**Direction:** Every record must be repeated exactly, with no omission.

— begin —

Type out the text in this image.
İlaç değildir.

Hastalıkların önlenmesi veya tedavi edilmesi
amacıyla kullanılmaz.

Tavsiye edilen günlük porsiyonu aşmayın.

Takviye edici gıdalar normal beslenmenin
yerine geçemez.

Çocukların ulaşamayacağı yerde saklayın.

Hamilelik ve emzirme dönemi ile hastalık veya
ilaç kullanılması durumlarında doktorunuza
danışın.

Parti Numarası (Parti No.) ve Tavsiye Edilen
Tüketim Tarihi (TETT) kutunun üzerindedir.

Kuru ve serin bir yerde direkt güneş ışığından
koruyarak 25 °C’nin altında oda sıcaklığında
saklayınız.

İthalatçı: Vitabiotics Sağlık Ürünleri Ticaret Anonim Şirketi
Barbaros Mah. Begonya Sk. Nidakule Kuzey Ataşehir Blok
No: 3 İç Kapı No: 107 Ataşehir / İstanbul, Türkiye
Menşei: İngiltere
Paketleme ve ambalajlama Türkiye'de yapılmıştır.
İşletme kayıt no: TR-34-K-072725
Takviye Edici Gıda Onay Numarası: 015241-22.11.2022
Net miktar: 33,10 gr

— end —

**The reply:**
Type out the text in this image.
İlaç değildir.

Hastalıkların önlenmesi veya tedavi edilmesi
amacıyla kullanılmaz.

Tavsiye edilen günlük porsiyonu aşmayın.

Takviye edici gıdalar normal beslenmenin
yerine geçemez.

Çocukların ulaşamayacağı yerde saklayın.

Hamilelik ve emzirme dönemi ile hastalık veya
ilaç kullanılması durumlarında doktorunuza
danışın.

Parti Numarası (Parti No.) ve Tavsiye Edilen
Tüketim Tarihi (TETT) kutunun üzerindedir.

Kuru ve serin bir yerde direkt güneş ışığından
koruyarak 25 °C’nin altında oda sıcaklığında
saklayınız.

İthalatçı: Vitabiotics Sağlık Ürünleri Ticaret Anonim Şirketi
Barbaros Mah. Begonya Sk. Nidakule Kuzey Ataşehir Blok
No: 3 İç Kapı No: 107 Ataşehir / İstanbul, Türkiye
Menşei: İngiltere
Paketleme ve ambalajlama Türkiye'de yapılmıştır.
İşletme kayıt no: TR-34-K-072725
Takviye Edici Gıda Onay Numarası: 015241-22.11.2022
Net miktar: 33,10 gr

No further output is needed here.